- _Web page and app entries_
####################

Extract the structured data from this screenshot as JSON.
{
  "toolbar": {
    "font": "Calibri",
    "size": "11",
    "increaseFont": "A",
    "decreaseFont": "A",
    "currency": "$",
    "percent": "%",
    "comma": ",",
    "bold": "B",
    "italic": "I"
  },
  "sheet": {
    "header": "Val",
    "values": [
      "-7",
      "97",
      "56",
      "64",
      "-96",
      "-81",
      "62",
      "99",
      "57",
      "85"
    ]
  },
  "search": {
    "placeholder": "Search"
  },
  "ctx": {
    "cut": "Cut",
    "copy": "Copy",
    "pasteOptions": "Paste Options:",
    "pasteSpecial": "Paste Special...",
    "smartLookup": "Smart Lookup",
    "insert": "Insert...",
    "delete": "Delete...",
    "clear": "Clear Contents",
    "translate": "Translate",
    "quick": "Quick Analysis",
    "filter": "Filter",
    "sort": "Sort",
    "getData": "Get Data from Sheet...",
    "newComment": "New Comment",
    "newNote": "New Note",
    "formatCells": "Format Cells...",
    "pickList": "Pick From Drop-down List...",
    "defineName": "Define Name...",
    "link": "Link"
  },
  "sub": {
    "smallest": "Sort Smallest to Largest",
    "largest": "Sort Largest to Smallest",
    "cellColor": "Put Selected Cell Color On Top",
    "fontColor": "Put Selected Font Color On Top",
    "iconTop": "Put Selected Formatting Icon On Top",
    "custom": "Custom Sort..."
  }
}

####################

- _What the task asks_
Which lines of the records contain the word "Sort"? Copy each of them.

- _Result below_
    "sort": "Sort",
    "smallest": "Sort Smallest to Largest",
    "largest": "Sort Largest to Smallest",
    "custom": "Custom Sort..."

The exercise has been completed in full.